Exercise brief:
Would you return the complete listing below word for word?

>> START

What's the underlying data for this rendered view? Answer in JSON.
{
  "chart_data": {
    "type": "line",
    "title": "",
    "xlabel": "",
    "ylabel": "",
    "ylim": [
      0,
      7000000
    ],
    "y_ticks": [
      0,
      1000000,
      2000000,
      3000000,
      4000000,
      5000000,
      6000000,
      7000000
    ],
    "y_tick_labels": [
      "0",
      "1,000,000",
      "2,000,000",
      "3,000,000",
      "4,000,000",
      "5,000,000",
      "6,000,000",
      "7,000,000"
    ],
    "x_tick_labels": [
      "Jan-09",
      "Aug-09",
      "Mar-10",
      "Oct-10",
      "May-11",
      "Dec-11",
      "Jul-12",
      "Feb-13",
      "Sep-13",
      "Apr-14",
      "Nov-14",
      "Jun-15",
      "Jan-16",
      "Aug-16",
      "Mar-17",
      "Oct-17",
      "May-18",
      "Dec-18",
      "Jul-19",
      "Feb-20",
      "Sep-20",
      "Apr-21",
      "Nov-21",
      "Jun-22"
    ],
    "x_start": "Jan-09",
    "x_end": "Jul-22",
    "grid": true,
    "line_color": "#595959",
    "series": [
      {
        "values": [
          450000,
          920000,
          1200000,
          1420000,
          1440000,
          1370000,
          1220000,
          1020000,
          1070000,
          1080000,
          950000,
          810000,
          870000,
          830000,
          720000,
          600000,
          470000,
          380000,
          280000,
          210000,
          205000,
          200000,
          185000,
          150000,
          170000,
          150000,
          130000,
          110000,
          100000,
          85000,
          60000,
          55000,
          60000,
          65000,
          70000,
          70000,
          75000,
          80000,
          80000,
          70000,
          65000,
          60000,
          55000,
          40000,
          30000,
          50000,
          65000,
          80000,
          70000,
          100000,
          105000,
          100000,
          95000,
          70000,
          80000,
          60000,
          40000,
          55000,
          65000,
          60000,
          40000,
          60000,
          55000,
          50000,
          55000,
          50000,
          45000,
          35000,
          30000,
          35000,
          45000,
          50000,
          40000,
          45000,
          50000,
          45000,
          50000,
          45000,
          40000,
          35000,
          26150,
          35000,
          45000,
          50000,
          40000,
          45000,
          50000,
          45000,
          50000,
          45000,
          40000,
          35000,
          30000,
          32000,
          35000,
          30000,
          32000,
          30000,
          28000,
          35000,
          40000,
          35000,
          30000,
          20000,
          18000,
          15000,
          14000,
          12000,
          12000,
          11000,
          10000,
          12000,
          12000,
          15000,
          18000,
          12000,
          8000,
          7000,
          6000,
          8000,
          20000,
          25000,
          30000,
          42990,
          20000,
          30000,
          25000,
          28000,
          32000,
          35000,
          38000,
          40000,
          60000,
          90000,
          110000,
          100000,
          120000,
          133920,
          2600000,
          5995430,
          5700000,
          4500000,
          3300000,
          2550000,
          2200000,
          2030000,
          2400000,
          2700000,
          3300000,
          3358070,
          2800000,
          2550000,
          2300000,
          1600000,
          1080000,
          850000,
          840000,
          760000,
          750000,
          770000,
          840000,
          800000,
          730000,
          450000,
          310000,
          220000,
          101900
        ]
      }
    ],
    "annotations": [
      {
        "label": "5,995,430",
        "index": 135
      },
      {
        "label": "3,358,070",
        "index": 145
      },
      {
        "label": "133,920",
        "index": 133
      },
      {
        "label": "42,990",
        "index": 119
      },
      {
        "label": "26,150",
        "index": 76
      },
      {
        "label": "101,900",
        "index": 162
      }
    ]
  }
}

>> END

Written response:
What's the underlying data for this rendered view? Answer in JSON.
{
  "chart_data": {
    "type": "line",
    "title": "",
    "xlabel": "",
    "ylabel": "",
    "ylim": [
      0,
      7000000
    ],
    "y_ticks": [
      0,
      1000000,
      2000000,
      3000000,
      4000000,
      5000000,
      6000000,
      7000000
    ],
    "y_tick_labels": [
      "0",
      "1,000,000",
      "2,000,000",
      "3,000,000",
      "4,000,000",
      "5,000,000",
      "6,000,000",
      "7,000,000"
    ],
    "x_tick_labels": [
      "Jan-09",
      "Aug-09",
      "Mar-10",
      "Oct-10",
      "May-11",
      "Dec-11",
      "Jul-12",
      "Feb-13",
      "Sep-13",
      "Apr-14",
      "Nov-14",
      "Jun-15",
      "Jan-16",
      "Aug-16",
      "Mar-17",
      "Oct-17",
      "May-18",
      "Dec-18",
      "Jul-19",
      "Feb-20",
      "Sep-20",
      "Apr-21",
      "Nov-21",
      "Jun-22"
    ],
    "x_start": "Jan-09",
    "x_end": "Jul-22",
    "grid": true,
    "line_color": "#595959",
    "series": [
      {
        "values": [
          450000,
          920000,
          1200000,
          1420000,
          1440000,
          1370000,
          1220000,
          1020000,
          1070000,
          1080000,
          950000,
          810000,
          870000,
          830000,
          720000,
          600000,
          470000,
          380000,
          280000,
          210000,
          205000,
          200000,
          185000,
          150000,
          170000,
          150000,
          130000,
          110000,
          100000,
          85000,
          60000,
          55000,
          60000,
          65000,
          70000,
          70000,
          75000,
          80000,
          80000,
          70000,
          65000,
          60000,
          55000,
          40000,
          30000,
          50000,
          65000,
          80000,
          70000,
          100000,
          105000,
          100000,
          95000,
          70000,
          80000,
          60000,
          40000,
          55000,
          65000,
          60000,
          40000,
          60000,
          55000,
          50000,
          55000,
          50000,
          45000,
          35000,
          30000,
          35000,
          45000,
          50000,
          40000,
          45000,
          50000,
          45000,
          50000,
          45000,
          40000,
          35000,
          26150,
          35000,
          45000,
          50000,
          40000,
          45000,
          50000,
          45000,
          50000,
          45000,
          40000,
          35000,
          30000,
          32000,
          35000,
          30000,
          32000,
          30000,
          28000,
          35000,
          40000,
          35000,
          30000,
          20000,
          18000,
          15000,
          14000,
          12000,
          12000,
          11000,
          10000,
          12000,
          12000,
          15000,
          18000,
          12000,
          8000,
          7000,
          6000,
          8000,
          20000,
          25000,
          30000,
          42990,
          20000,
          30000,
          25000,
          28000,
          32000,
          35000,
          38000,
          40000,
          60000,
          90000,
          110000,
          100000,
          120000,
          133920,
          2600000,
          5995430,
          5700000,
          4500000,
          3300000,
          2550000,
          2200000,
          2030000,
          2400000,
          2700000,
          3300000,
          3358070,
          2800000,
          2550000,
          2300000,
          1600000,
          1080000,
          850000,
          840000,
          760000,
          750000,
          770000,
          840000,
          800000,
          730000,
          450000,
          310000,
          220000,
          101900
        ]
      }
    ],
    "annotations": [
      {
        "label": "5,995,430",
        "index": 135
      },
      {
        "label": "3,358,070",
        "index": 145
      },
      {
        "label": "133,920",
        "index": 133
      },
      {
        "label": "42,990",
        "index": 119
      },
      {
        "label": "26,150",
        "index": 76
      },
      {
        "label": "101,900",
        "index": 162
      }
    ]
  }
}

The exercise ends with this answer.